§ **Records shown**
** BEGIN **

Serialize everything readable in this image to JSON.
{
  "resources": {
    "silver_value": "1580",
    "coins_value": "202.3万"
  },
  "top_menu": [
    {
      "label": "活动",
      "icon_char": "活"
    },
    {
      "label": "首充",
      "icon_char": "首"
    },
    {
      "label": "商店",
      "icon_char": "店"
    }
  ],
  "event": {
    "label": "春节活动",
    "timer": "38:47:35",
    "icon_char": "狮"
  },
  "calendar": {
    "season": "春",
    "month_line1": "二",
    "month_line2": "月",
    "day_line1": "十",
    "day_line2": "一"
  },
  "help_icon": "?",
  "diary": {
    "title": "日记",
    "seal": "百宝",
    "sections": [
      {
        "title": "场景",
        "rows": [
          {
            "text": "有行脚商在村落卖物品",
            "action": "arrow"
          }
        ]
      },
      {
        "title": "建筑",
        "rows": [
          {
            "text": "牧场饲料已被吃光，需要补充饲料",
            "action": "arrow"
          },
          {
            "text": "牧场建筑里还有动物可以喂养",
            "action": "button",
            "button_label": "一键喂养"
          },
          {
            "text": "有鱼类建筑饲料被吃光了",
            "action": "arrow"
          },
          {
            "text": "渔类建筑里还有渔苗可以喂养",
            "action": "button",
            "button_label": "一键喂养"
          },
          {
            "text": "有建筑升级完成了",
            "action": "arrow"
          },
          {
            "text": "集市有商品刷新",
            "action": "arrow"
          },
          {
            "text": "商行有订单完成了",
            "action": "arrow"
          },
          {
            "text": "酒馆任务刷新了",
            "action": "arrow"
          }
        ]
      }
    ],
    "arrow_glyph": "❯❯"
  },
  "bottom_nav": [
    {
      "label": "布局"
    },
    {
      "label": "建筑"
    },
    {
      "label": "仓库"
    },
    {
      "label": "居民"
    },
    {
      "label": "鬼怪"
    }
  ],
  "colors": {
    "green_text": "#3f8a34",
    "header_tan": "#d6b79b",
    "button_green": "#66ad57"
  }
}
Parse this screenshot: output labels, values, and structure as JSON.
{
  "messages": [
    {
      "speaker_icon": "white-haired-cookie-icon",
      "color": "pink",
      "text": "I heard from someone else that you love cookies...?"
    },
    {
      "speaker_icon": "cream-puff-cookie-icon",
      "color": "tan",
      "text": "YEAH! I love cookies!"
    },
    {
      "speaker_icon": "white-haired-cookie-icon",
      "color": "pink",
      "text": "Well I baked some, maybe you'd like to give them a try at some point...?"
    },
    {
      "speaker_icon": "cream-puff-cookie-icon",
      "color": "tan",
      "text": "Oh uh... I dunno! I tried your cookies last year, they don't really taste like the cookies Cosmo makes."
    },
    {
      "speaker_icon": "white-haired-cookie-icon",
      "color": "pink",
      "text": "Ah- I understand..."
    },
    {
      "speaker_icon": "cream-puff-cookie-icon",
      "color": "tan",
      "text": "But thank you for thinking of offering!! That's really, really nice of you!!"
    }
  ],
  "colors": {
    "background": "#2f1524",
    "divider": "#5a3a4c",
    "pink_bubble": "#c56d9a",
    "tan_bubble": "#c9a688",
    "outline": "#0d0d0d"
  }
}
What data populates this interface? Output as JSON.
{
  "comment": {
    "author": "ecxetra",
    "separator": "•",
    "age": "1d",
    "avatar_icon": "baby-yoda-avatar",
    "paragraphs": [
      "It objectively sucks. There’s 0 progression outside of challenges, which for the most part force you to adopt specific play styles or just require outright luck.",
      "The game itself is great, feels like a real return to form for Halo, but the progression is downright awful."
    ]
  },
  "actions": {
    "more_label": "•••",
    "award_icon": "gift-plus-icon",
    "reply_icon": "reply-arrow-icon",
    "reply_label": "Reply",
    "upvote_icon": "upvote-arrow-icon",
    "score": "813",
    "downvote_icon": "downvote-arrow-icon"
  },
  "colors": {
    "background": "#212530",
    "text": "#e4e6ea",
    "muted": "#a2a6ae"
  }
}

** END **

§ **Exercise brief**
Copy each line of the records that contains the word "background".

§ **Exercise response**
    "background": "#2f1524",
    "background": "#212530",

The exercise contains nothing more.